The task: Set down each record below precisely, skipping the pictures.

Records to process:
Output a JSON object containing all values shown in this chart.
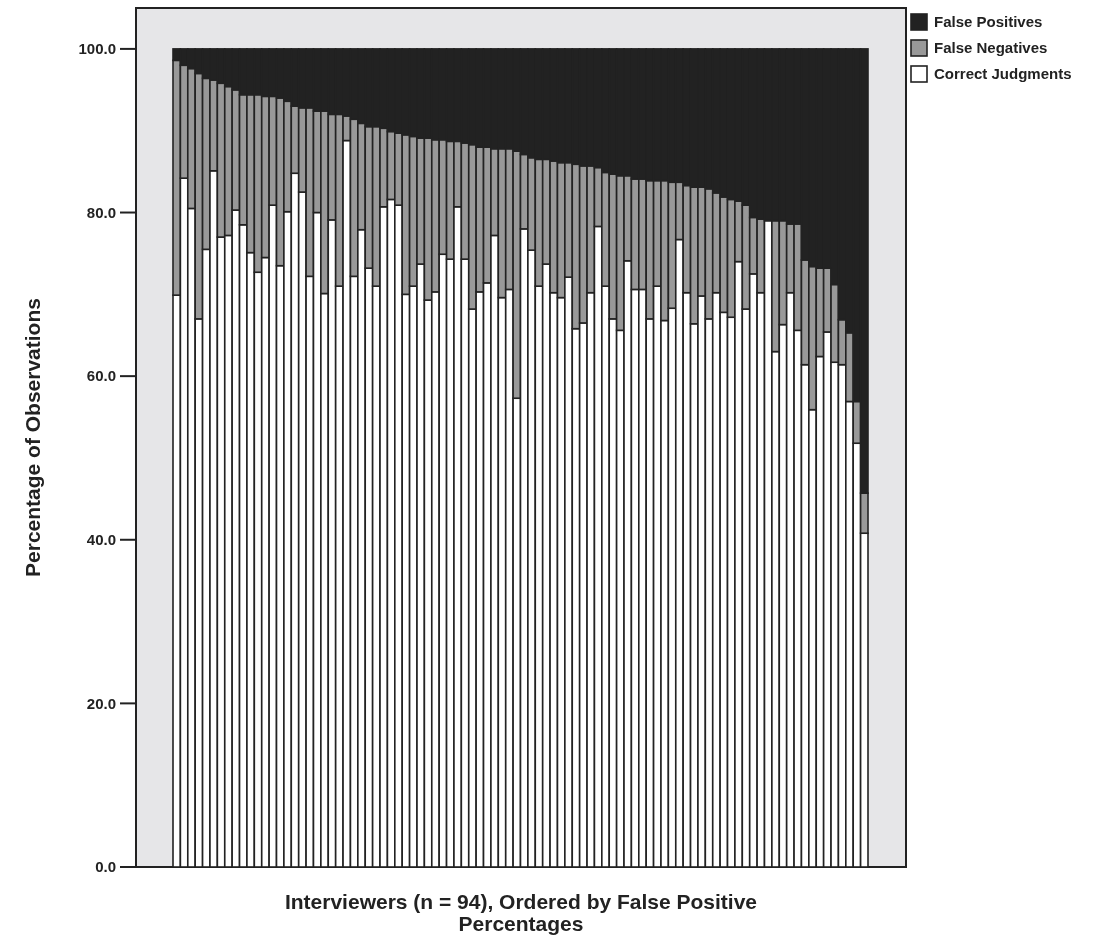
{
  "chart_data": {
    "type": "bar",
    "stacked": true,
    "xlabel": "Interviewers (n = 94), Ordered by False Positive Percentages",
    "ylabel": "Percentage of Observations",
    "categories": [
      null,
      null,
      null,
      null,
      null,
      null,
      null,
      null,
      null,
      null,
      null,
      null,
      null,
      null,
      null,
      null,
      null,
      null,
      null,
      null,
      null,
      null,
      null,
      null,
      null,
      null,
      null,
      null,
      null,
      null,
      null,
      null,
      null,
      null,
      null,
      null,
      null,
      null,
      null,
      null,
      null,
      null,
      null,
      null,
      null,
      null,
      null,
      null,
      null,
      null,
      null,
      null,
      null,
      null,
      null,
      null,
      null,
      null,
      null,
      null,
      null,
      null,
      null,
      null,
      null,
      null,
      null,
      null,
      null,
      null,
      null,
      null,
      null,
      null,
      null,
      null,
      null,
      null,
      null,
      null,
      null,
      null,
      null,
      null,
      null,
      null,
      null,
      null,
      null,
      null,
      null,
      null,
      null,
      null
    ],
    "series": [
      {
        "name": "Correct Judgments",
        "color": "#ffffff",
        "values": [
          69.9,
          84.2,
          80.5,
          67.0,
          75.5,
          85.1,
          77.0,
          77.2,
          80.3,
          78.5,
          75.1,
          72.7,
          74.5,
          80.9,
          73.5,
          80.1,
          84.8,
          82.5,
          72.2,
          80.0,
          70.1,
          79.1,
          71.0,
          88.8,
          72.2,
          77.9,
          73.2,
          71.0,
          80.7,
          81.6,
          80.9,
          70.0,
          71.0,
          73.7,
          69.3,
          70.3,
          74.9,
          74.3,
          80.7,
          74.3,
          68.2,
          70.3,
          71.4,
          77.2,
          69.6,
          70.6,
          57.3,
          78.0,
          75.4,
          71.0,
          73.7,
          70.2,
          69.6,
          72.1,
          65.8,
          66.5,
          70.2,
          78.3,
          71.0,
          67.0,
          65.6,
          74.1,
          70.6,
          70.6,
          67.0,
          71.0,
          66.8,
          68.3,
          76.7,
          70.2,
          66.4,
          69.8,
          67.0,
          70.2,
          67.8,
          67.2,
          74.0,
          68.2,
          72.5,
          70.2,
          79.0,
          63.0,
          66.3,
          70.2,
          65.6,
          61.4,
          55.9,
          62.4,
          65.4,
          61.7,
          61.4,
          56.9,
          51.8,
          40.8
        ]
      },
      {
        "name": "False Negatives",
        "color": "#999999",
        "values": [
          28.7,
          13.8,
          17.1,
          30.0,
          20.9,
          11.1,
          18.8,
          18.2,
          14.7,
          15.9,
          19.3,
          21.7,
          19.7,
          13.3,
          20.5,
          13.5,
          8.2,
          10.3,
          20.6,
          12.4,
          22.3,
          12.9,
          21.0,
          3.0,
          19.2,
          13.0,
          17.3,
          19.5,
          9.6,
          8.3,
          8.8,
          19.5,
          18.3,
          15.4,
          19.8,
          18.6,
          14.0,
          14.4,
          8.0,
          14.2,
          20.1,
          17.7,
          16.6,
          10.6,
          18.2,
          17.2,
          30.2,
          9.1,
          11.3,
          15.5,
          12.8,
          16.1,
          16.5,
          14.0,
          20.1,
          19.2,
          15.5,
          7.2,
          13.9,
          17.7,
          18.9,
          10.4,
          13.5,
          13.5,
          16.9,
          12.9,
          17.1,
          15.4,
          7.0,
          13.1,
          16.7,
          13.3,
          15.9,
          12.2,
          14.1,
          14.4,
          7.4,
          12.7,
          6.9,
          9.0,
          0,
          16.0,
          12.7,
          8.4,
          13.0,
          12.8,
          17.5,
          10.8,
          7.8,
          9.5,
          5.5,
          8.4,
          5.1,
          4.9
        ]
      },
      {
        "name": "False Positives",
        "color": "#222222",
        "values": [
          1.4,
          2.0,
          2.4,
          3.0,
          3.6,
          3.8,
          4.2,
          4.6,
          5.0,
          5.6,
          5.6,
          5.6,
          5.8,
          5.8,
          6.0,
          6.4,
          7.0,
          7.2,
          7.2,
          7.6,
          7.6,
          8.0,
          8.0,
          8.2,
          8.6,
          9.1,
          9.5,
          9.5,
          9.7,
          10.1,
          10.3,
          10.5,
          10.7,
          10.9,
          10.9,
          11.1,
          11.1,
          11.3,
          11.3,
          11.5,
          11.7,
          12.0,
          12.0,
          12.2,
          12.2,
          12.2,
          12.5,
          12.9,
          13.3,
          13.5,
          13.5,
          13.7,
          13.9,
          13.9,
          14.1,
          14.3,
          14.3,
          14.5,
          15.1,
          15.3,
          15.5,
          15.5,
          15.9,
          15.9,
          16.1,
          16.1,
          16.1,
          16.3,
          16.3,
          16.7,
          16.9,
          16.9,
          17.1,
          17.6,
          18.1,
          18.4,
          18.6,
          19.1,
          20.6,
          20.8,
          21.0,
          21.0,
          21.0,
          21.4,
          21.4,
          25.8,
          26.6,
          26.8,
          26.8,
          28.8,
          33.1,
          34.7,
          43.1,
          54.3
        ]
      }
    ],
    "ylim": [
      0,
      105
    ],
    "yticks": [
      {
        "value": 0,
        "label": "0.0"
      },
      {
        "value": 20,
        "label": "20.0"
      },
      {
        "value": 40,
        "label": "40.0"
      },
      {
        "value": 60,
        "label": "60.0"
      },
      {
        "value": 80,
        "label": "80.0"
      },
      {
        "value": 100,
        "label": "100.0"
      }
    ],
    "legend": "top right"
  }
}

Task solution:
Output a JSON object containing all values shown in this chart.
{
  "chart_data": {
    "type": "bar",
    "stacked": true,
    "xlabel": "Interviewers (n = 94), Ordered by False Positive Percentages",
    "ylabel": "Percentage of Observations",
    "categories": [
      null,
      null,
      null,
      null,
      null,
      null,
      null,
      null,
      null,
      null,
      null,
      null,
      null,
      null,
      null,
      null,
      null,
      null,
      null,
      null,
      null,
      null,
      null,
      null,
      null,
      null,
      null,
      null,
      null,
      null,
      null,
      null,
      null,
      null,
      null,
      null,
      null,
      null,
      null,
      null,
      null,
      null,
      null,
      null,
      null,
      null,
      null,
      null,
      null,
      null,
      null,
      null,
      null,
      null,
      null,
      null,
      null,
      null,
      null,
      null,
      null,
      null,
      null,
      null,
      null,
      null,
      null,
      null,
      null,
      null,
      null,
      null,
      null,
      null,
      null,
      null,
      null,
      null,
      null,
      null,
      null,
      null,
      null,
      null,
      null,
      null,
      null,
      null,
      null,
      null,
      null,
      null,
      null,
      null
    ],
    "series": [
      {
        "name": "Correct Judgments",
        "color": "#ffffff",
        "values": [
          69.9,
          84.2,
          80.5,
          67.0,
          75.5,
          85.1,
          77.0,
          77.2,
          80.3,
          78.5,
          75.1,
          72.7,
          74.5,
          80.9,
          73.5,
          80.1,
          84.8,
          82.5,
          72.2,
          80.0,
          70.1,
          79.1,
          71.0,
          88.8,
          72.2,
          77.9,
          73.2,
          71.0,
          80.7,
          81.6,
          80.9,
          70.0,
          71.0,
          73.7,
          69.3,
          70.3,
          74.9,
          74.3,
          80.7,
          74.3,
          68.2,
          70.3,
          71.4,
          77.2,
          69.6,
          70.6,
          57.3,
          78.0,
          75.4,
          71.0,
          73.7,
          70.2,
          69.6,
          72.1,
          65.8,
          66.5,
          70.2,
          78.3,
          71.0,
          67.0,
          65.6,
          74.1,
          70.6,
          70.6,
          67.0,
          71.0,
          66.8,
          68.3,
          76.7,
          70.2,
          66.4,
          69.8,
          67.0,
          70.2,
          67.8,
          67.2,
          74.0,
          68.2,
          72.5,
          70.2,
          79.0,
          63.0,
          66.3,
          70.2,
          65.6,
          61.4,
          55.9,
          62.4,
          65.4,
          61.7,
          61.4,
          56.9,
          51.8,
          40.8
        ]
      },
      {
        "name": "False Negatives",
        "color": "#999999",
        "values": [
          28.7,
          13.8,
          17.1,
          30.0,
          20.9,
          11.1,
          18.8,
          18.2,
          14.7,
          15.9,
          19.3,
          21.7,
          19.7,
          13.3,
          20.5,
          13.5,
          8.2,
          10.3,
          20.6,
          12.4,
          22.3,
          12.9,
          21.0,
          3.0,
          19.2,
          13.0,
          17.3,
          19.5,
          9.6,
          8.3,
          8.8,
          19.5,
          18.3,
          15.4,
          19.8,
          18.6,
          14.0,
          14.4,
          8.0,
          14.2,
          20.1,
          17.7,
          16.6,
          10.6,
          18.2,
          17.2,
          30.2,
          9.1,
          11.3,
          15.5,
          12.8,
          16.1,
          16.5,
          14.0,
          20.1,
          19.2,
          15.5,
          7.2,
          13.9,
          17.7,
          18.9,
          10.4,
          13.5,
          13.5,
          16.9,
          12.9,
          17.1,
          15.4,
          7.0,
          13.1,
          16.7,
          13.3,
          15.9,
          12.2,
          14.1,
          14.4,
          7.4,
          12.7,
          6.9,
          9.0,
          0,
          16.0,
          12.7,
          8.4,
          13.0,
          12.8,
          17.5,
          10.8,
          7.8,
          9.5,
          5.5,
          8.4,
          5.1,
          4.9
        ]
      },
      {
        "name": "False Positives",
        "color": "#222222",
        "values": [
          1.4,
          2.0,
          2.4,
          3.0,
          3.6,
          3.8,
          4.2,
          4.6,
          5.0,
          5.6,
          5.6,
          5.6,
          5.8,
          5.8,
          6.0,
          6.4,
          7.0,
          7.2,
          7.2,
          7.6,
          7.6,
          8.0,
          8.0,
          8.2,
          8.6,
          9.1,
          9.5,
          9.5,
          9.7,
          10.1,
          10.3,
          10.5,
          10.7,
          10.9,
          10.9,
          11.1,
          11.1,
          11.3,
          11.3,
          11.5,
          11.7,
          12.0,
          12.0,
          12.2,
          12.2,
          12.2,
          12.5,
          12.9,
          13.3,
          13.5,
          13.5,
          13.7,
          13.9,
          13.9,
          14.1,
          14.3,
          14.3,
          14.5,
          15.1,
          15.3,
          15.5,
          15.5,
          15.9,
          15.9,
          16.1,
          16.1,
          16.1,
          16.3,
          16.3,
          16.7,
          16.9,
          16.9,
          17.1,
          17.6,
          18.1,
          18.4,
          18.6,
          19.1,
          20.6,
          20.8,
          21.0,
          21.0,
          21.0,
          21.4,
          21.4,
          25.8,
          26.6,
          26.8,
          26.8,
          28.8,
          33.1,
          34.7,
          43.1,
          54.3
        ]
      }
    ],
    "ylim": [
      0,
      105
    ],
    "yticks": [
      {
        "value": 0,
        "label": "0.0"
      },
      {
        "value": 20,
        "label": "20.0"
      },
      {
        "value": 40,
        "label": "40.0"
      },
      {
        "value": 60,
        "label": "60.0"
      },
      {
        "value": 80,
        "label": "80.0"
      },
      {
        "value": 100,
        "label": "100.0"
      }
    ],
    "legend": "top right"
  }
}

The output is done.